(Figure dataset records)
——————

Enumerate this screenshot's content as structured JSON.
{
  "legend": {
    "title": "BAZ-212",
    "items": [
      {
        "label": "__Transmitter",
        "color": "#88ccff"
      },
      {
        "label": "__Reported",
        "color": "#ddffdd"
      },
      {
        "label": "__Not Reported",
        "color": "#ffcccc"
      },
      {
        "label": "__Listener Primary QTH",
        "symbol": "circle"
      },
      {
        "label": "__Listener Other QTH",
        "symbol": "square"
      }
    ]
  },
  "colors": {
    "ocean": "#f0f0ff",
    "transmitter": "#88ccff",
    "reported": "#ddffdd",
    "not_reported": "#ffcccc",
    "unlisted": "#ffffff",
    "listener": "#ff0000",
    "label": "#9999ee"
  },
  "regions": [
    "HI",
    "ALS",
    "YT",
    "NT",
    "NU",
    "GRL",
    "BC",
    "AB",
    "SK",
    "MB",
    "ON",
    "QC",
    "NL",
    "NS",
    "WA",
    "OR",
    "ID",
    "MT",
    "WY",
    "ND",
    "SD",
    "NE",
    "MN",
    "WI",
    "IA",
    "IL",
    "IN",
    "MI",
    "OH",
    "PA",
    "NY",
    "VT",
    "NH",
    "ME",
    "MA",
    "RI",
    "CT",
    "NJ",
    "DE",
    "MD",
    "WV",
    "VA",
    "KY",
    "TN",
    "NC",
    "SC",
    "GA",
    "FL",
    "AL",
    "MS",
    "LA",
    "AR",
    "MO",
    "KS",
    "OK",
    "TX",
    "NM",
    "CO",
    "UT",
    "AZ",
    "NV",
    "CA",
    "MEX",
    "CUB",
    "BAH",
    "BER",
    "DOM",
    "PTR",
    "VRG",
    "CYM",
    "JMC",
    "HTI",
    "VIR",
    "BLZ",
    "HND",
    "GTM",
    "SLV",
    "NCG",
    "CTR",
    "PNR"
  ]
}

——————

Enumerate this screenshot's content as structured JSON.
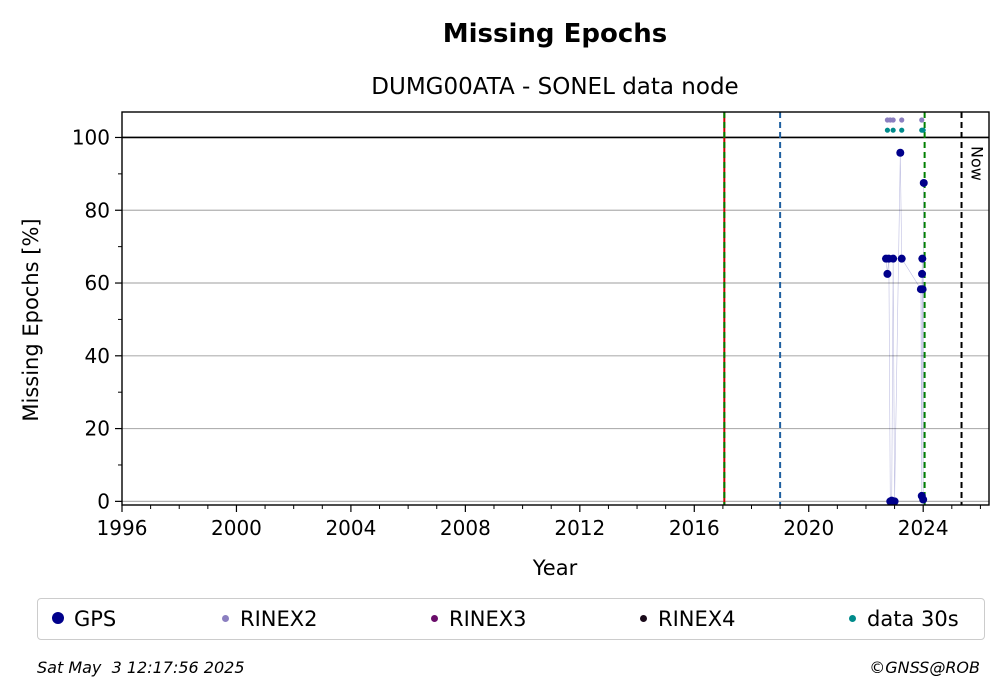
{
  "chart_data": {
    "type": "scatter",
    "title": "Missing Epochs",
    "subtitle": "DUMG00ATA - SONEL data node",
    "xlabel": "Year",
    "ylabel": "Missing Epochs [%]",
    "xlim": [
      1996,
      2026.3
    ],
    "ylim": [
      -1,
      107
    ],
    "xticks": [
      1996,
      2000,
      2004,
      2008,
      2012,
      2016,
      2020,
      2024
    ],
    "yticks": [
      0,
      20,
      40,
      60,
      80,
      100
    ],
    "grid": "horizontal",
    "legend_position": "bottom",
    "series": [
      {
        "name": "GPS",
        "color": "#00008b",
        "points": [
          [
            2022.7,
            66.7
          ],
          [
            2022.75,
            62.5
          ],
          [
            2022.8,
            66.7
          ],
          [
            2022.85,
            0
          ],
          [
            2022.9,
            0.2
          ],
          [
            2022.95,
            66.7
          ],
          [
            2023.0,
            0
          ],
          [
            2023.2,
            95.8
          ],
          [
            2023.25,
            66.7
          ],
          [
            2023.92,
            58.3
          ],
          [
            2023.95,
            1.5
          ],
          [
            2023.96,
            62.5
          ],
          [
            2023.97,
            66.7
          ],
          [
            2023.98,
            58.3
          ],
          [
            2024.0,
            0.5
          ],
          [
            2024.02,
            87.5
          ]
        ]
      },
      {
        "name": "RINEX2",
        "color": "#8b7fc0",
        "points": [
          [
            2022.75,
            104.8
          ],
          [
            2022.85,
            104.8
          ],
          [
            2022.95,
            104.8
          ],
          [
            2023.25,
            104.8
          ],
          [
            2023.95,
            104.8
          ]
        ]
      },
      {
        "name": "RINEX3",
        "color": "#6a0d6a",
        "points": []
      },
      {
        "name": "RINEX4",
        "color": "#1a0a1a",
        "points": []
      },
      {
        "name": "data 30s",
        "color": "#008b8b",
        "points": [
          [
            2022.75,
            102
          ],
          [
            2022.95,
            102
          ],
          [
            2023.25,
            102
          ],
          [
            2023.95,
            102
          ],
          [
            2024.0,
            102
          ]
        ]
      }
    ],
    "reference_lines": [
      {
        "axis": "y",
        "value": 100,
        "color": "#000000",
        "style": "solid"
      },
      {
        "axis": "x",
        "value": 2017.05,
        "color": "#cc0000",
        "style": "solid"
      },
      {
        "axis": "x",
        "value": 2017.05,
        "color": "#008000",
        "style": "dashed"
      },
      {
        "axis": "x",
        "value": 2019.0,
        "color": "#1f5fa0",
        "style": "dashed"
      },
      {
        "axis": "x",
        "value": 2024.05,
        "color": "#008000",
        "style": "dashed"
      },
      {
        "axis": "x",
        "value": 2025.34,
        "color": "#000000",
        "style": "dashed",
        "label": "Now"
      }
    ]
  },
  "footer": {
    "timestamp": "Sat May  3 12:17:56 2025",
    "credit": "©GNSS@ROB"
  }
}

——————

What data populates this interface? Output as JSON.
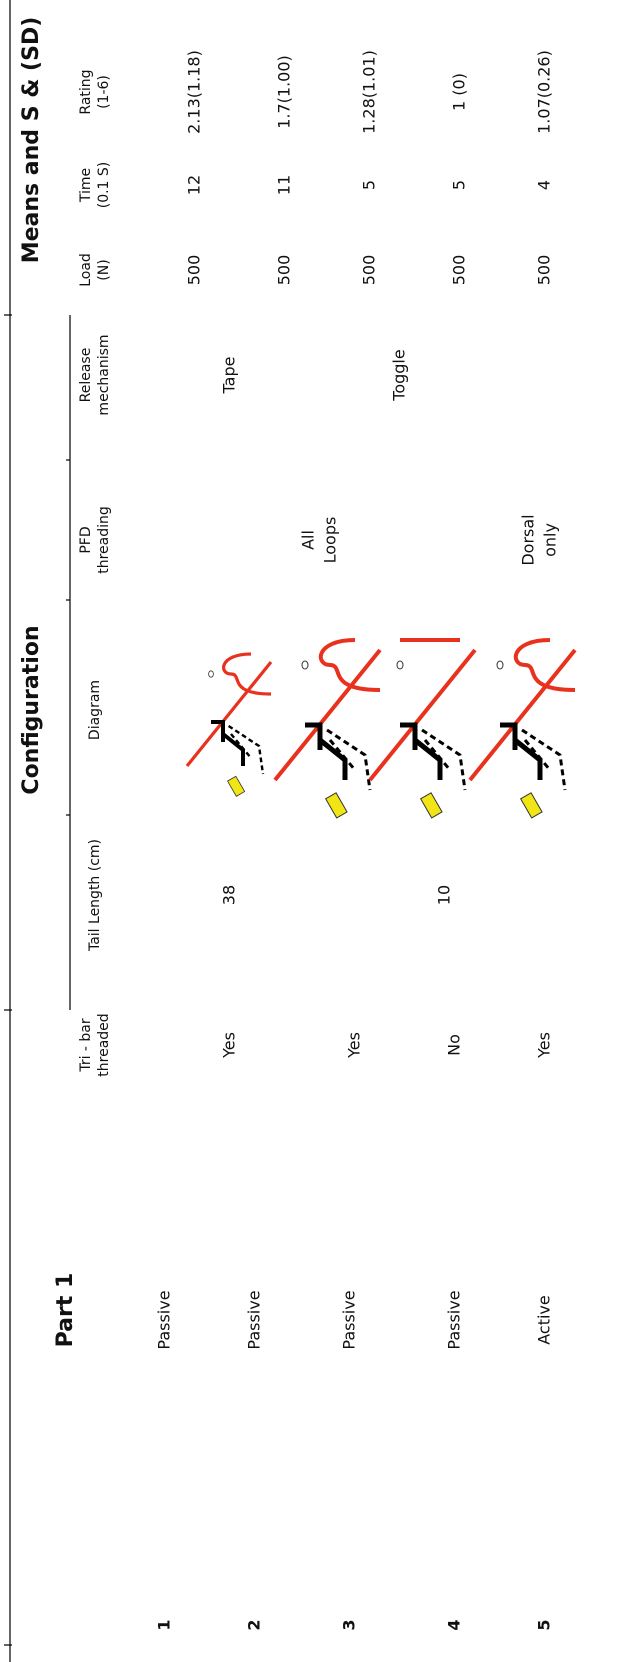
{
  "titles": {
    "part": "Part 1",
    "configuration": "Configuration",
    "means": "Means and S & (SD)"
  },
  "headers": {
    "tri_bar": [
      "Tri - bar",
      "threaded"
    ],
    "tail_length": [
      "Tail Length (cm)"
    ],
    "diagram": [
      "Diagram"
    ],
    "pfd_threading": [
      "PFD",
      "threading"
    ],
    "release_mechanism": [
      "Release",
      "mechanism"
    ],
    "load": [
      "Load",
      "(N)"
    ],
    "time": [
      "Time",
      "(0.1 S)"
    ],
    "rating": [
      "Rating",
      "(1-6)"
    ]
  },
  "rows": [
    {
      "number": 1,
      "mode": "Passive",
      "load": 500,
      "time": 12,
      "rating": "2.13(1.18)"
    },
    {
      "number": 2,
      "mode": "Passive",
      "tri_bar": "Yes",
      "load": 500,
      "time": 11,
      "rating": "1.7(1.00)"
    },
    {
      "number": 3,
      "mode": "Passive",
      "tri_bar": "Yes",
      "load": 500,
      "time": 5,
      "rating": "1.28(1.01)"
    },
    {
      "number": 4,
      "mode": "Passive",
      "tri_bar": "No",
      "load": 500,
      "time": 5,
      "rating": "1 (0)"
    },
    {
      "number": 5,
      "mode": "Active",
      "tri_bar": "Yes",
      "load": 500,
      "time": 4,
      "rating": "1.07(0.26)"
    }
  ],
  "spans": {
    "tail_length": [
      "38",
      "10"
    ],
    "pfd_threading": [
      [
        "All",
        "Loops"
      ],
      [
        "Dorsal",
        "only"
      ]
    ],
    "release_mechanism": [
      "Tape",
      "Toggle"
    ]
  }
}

——————

▸ **Instruction**
List all lines in the material containing the string "name".

▸ **Solution to this problem**
        "name": "GPS",
        "name": "RINEX2",
        "name": "RINEX3",
        "name": "RINEX4",
        "name": "data 30s",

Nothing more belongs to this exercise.